**Stated goal:**
Transcribe everything in the data word for word. Pictures are left out.

**Material shown:**

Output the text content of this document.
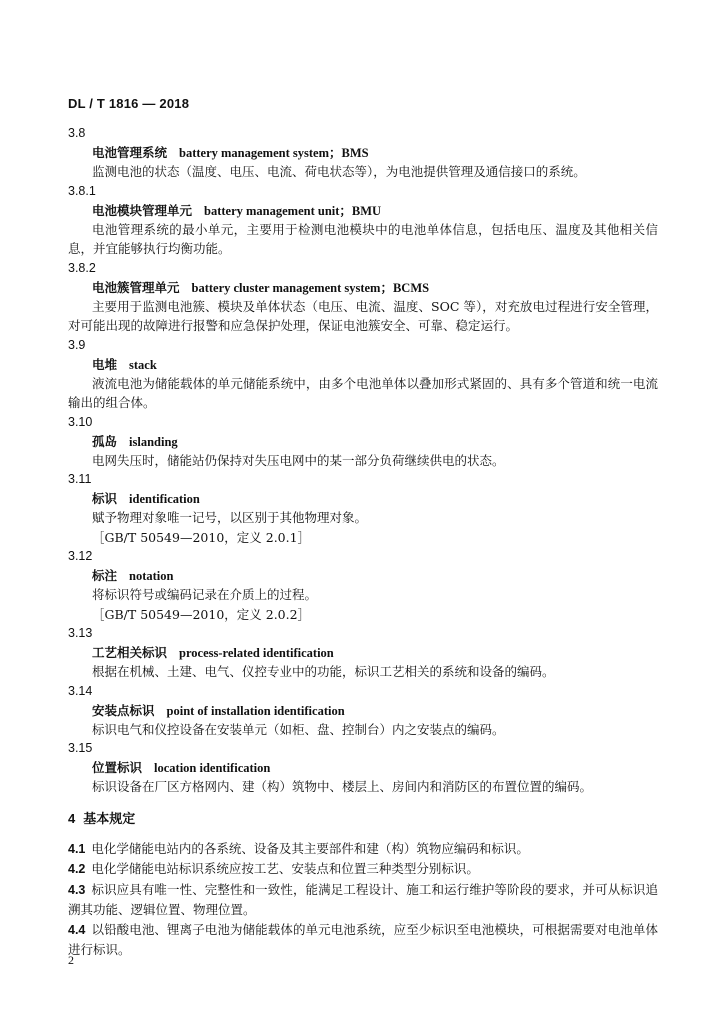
DL / T 1816 — 2018
3.8
电池管理系统 battery management system；BMS
监测电池的状态（温度、电压、电流、荷电状态等），为电池提供管理及通信接口的系统。
3.8.1
电池模块管理单元 battery management unit；BMU
电池管理系统的最小单元，主要用于检测电池模块中的电池单体信息，包括电压、温度及其他相关信息，并宜能够执行均衡功能。
3.8.2
电池簇管理单元 battery cluster management system；BCMS
主要用于监测电池簇、模块及单体状态（电压、电流、温度、SOC 等），对充放电过程进行安全管理，对可能出现的故障进行报警和应急保护处理，保证电池簇安全、可靠、稳定运行。
3.9
电堆 stack
液流电池为储能载体的单元储能系统中，由多个电池单体以叠加形式紧固的、具有多个管道和统一电流输出的组合体。
3.10
孤岛 islanding
电网失压时，储能站仍保持对失压电网中的某一部分负荷继续供电的状态。
3.11
标识 identification
赋予物理对象唯一记号，以区别于其他物理对象。
［GB/T 50549—2010，定义 2.0.1］
3.12
标注 notation
将标识符号或编码记录在介质上的过程。
［GB/T 50549—2010，定义 2.0.2］
3.13
工艺相关标识 process-related identification
根据在机械、土建、电气、仪控专业中的功能，标识工艺相关的系统和设备的编码。
3.14
安装点标识 point of installation identification
标识电气和仪控设备在安装单元（如柜、盘、控制台）内之安装点的编码。
3.15
位置标识 location identification
标识设备在厂区方格网内、建（构）筑物中、楼层上、房间内和消防区的布置位置的编码。
4 基本规定
4.1 电化学储能电站内的各系统、设备及其主要部件和建（构）筑物应编码和标识。
4.2 电化学储能电站标识系统应按工艺、安装点和位置三种类型分别标识。
4.3 标识应具有唯一性、完整性和一致性，能满足工程设计、施工和运行维护等阶段的要求，并可从标识追溯其功能、逻辑位置、物理位置。
4.4 以铅酸电池、锂离子电池为储能载体的单元电池系统，应至少标识至电池模块，可根据需要对电池单体进行标识。
2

**Exercise solution:**
Output the text content of this document.
DL / T 1816 — 2018
3.8
电池管理系统 battery management system；BMS
监测电池的状态（温度、电压、电流、荷电状态等），为电池提供管理及通信接口的系统。
3.8.1
电池模块管理单元 battery management unit；BMU
电池管理系统的最小单元，主要用于检测电池模块中的电池单体信息，包括电压、温度及其他相关信息，并宜能够执行均衡功能。
3.8.2
电池簇管理单元 battery cluster management system；BCMS
主要用于监测电池簇、模块及单体状态（电压、电流、温度、SOC 等），对充放电过程进行安全管理，对可能出现的故障进行报警和应急保护处理，保证电池簇安全、可靠、稳定运行。
3.9
电堆 stack
液流电池为储能载体的单元储能系统中，由多个电池单体以叠加形式紧固的、具有多个管道和统一电流输出的组合体。
3.10
孤岛 islanding
电网失压时，储能站仍保持对失压电网中的某一部分负荷继续供电的状态。
3.11
标识 identification
赋予物理对象唯一记号，以区别于其他物理对象。
［GB/T 50549—2010，定义 2.0.1］
3.12
标注 notation
将标识符号或编码记录在介质上的过程。
［GB/T 50549—2010，定义 2.0.2］
3.13
工艺相关标识 process-related identification
根据在机械、土建、电气、仪控专业中的功能，标识工艺相关的系统和设备的编码。
3.14
安装点标识 point of installation identification
标识电气和仪控设备在安装单元（如柜、盘、控制台）内之安装点的编码。
3.15
位置标识 location identification
标识设备在厂区方格网内、建（构）筑物中、楼层上、房间内和消防区的布置位置的编码。
4 基本规定
4.1 电化学储能电站内的各系统、设备及其主要部件和建（构）筑物应编码和标识。
4.2 电化学储能电站标识系统应按工艺、安装点和位置三种类型分别标识。
4.3 标识应具有唯一性、完整性和一致性，能满足工程设计、施工和运行维护等阶段的要求，并可从标识追溯其功能、逻辑位置、物理位置。
4.4 以铅酸电池、锂离子电池为储能载体的单元电池系统，应至少标识至电池模块，可根据需要对电池单体进行标识。
2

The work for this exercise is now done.